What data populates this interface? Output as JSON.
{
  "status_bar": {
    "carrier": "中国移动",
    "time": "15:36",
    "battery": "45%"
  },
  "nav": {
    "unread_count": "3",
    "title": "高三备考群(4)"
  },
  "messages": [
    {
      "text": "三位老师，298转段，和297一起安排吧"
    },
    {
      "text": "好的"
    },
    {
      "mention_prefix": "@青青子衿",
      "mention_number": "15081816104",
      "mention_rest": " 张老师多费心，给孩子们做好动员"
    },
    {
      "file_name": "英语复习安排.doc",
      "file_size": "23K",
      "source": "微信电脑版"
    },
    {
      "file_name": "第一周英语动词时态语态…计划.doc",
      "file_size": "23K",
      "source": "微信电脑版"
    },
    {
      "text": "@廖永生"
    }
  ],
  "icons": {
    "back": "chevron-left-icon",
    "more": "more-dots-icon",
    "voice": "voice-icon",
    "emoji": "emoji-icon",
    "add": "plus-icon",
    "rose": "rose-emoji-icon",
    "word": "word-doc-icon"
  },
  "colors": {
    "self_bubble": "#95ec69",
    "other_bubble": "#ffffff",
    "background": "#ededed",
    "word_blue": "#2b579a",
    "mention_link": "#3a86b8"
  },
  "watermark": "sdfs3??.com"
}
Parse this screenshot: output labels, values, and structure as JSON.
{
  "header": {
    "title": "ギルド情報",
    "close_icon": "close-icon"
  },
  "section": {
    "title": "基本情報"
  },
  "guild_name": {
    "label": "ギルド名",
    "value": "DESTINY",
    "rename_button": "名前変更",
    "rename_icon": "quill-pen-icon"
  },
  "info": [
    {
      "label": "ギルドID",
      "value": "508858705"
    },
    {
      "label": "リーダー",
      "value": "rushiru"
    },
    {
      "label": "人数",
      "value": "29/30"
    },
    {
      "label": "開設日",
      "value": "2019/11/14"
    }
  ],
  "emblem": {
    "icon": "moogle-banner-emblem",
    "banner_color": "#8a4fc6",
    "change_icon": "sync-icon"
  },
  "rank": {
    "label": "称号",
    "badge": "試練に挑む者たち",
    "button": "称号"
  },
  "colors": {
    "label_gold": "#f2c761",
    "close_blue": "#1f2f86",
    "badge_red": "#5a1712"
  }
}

____

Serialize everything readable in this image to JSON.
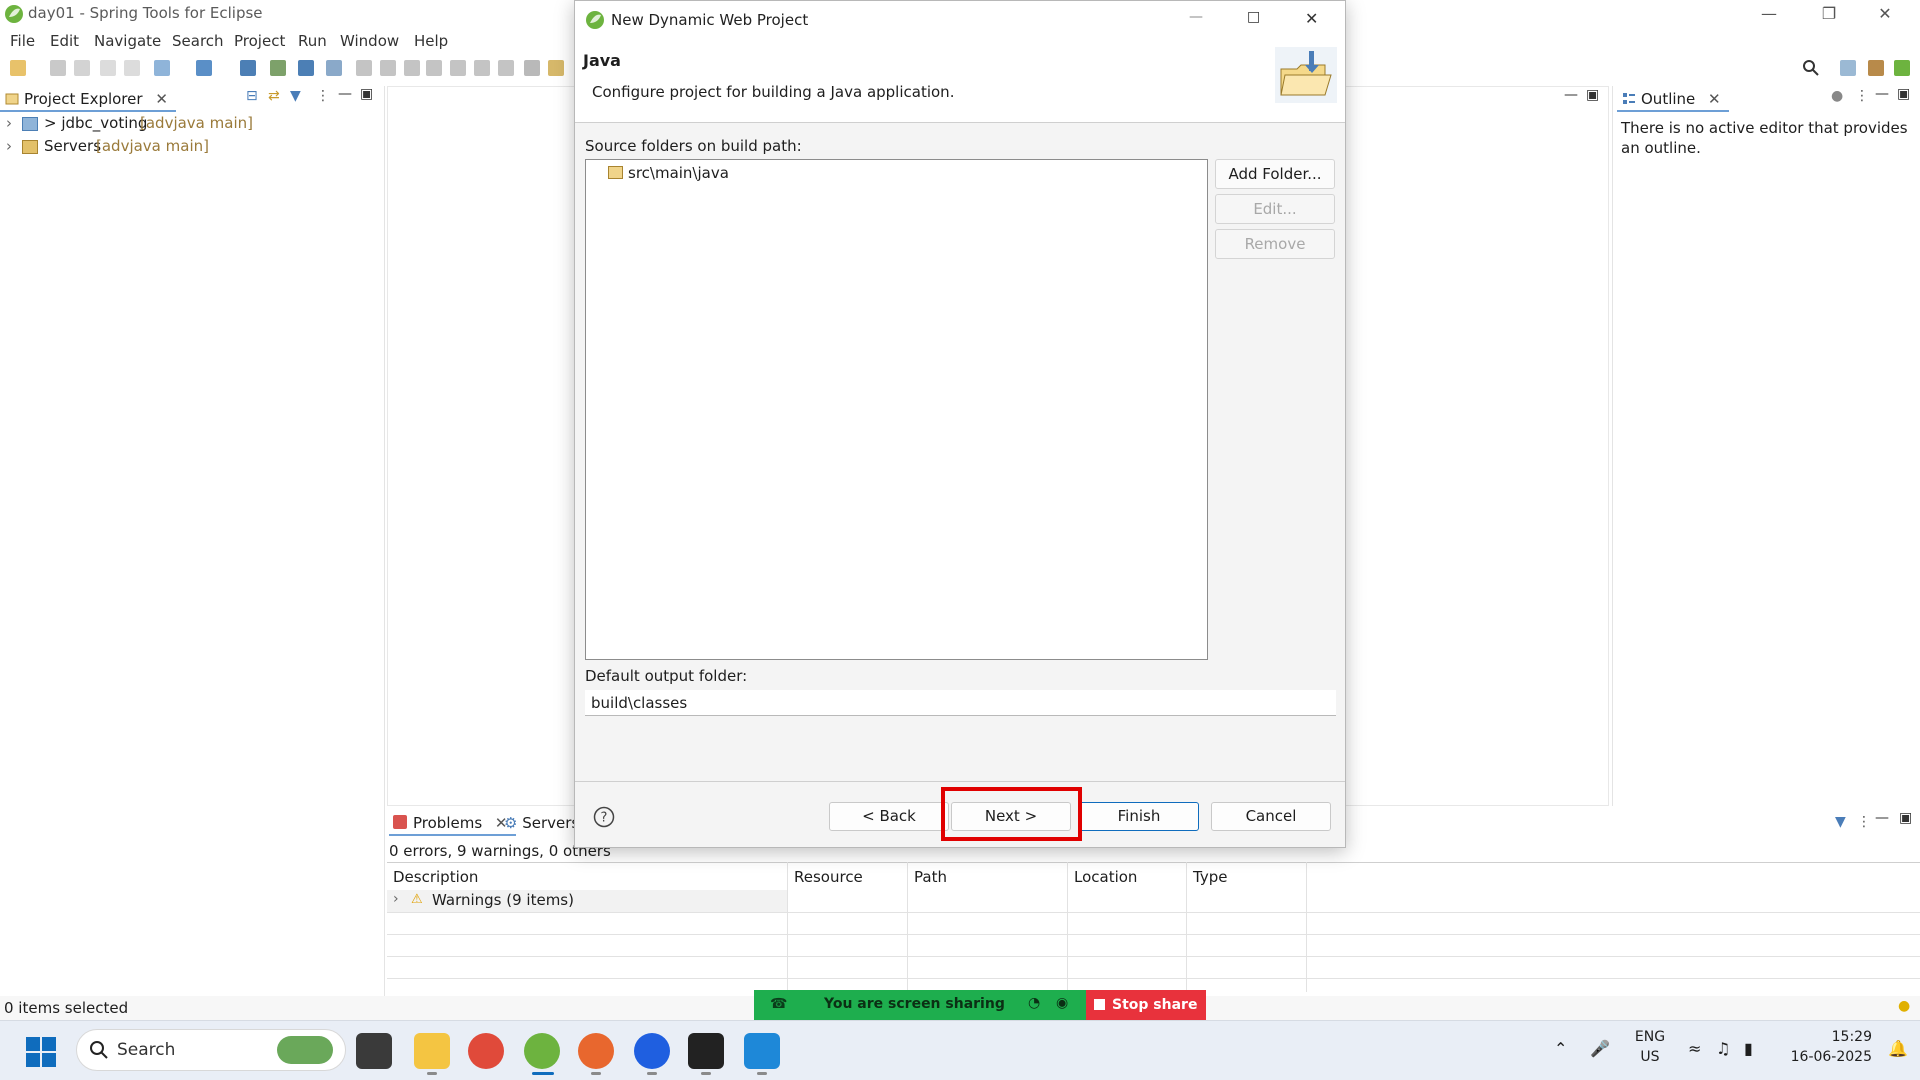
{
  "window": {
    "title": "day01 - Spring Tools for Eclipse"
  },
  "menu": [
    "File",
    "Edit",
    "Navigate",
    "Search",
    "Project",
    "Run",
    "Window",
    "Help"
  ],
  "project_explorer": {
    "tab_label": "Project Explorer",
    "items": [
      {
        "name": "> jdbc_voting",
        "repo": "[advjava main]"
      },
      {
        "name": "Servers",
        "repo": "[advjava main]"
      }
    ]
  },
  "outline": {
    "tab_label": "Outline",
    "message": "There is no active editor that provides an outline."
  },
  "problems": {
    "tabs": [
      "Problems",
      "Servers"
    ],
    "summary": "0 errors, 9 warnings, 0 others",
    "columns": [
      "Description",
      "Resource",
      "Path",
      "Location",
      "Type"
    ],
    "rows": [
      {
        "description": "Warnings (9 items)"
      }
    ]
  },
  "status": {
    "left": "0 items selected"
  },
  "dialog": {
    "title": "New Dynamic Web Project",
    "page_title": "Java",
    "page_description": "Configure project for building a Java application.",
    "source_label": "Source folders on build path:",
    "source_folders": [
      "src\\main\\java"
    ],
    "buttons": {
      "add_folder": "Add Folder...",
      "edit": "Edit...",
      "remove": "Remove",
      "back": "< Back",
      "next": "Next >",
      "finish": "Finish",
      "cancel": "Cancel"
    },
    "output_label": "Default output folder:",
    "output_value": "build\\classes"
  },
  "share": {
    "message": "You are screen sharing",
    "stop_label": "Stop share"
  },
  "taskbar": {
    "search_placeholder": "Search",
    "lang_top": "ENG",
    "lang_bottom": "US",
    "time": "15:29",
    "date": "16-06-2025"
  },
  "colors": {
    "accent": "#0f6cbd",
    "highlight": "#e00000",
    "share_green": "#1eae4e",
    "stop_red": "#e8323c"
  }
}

____

Written instruction:
Copy all lines from the material that include "left".

Completed task:
    "back": "chevron-left-icon",
    "left": "0 items selected"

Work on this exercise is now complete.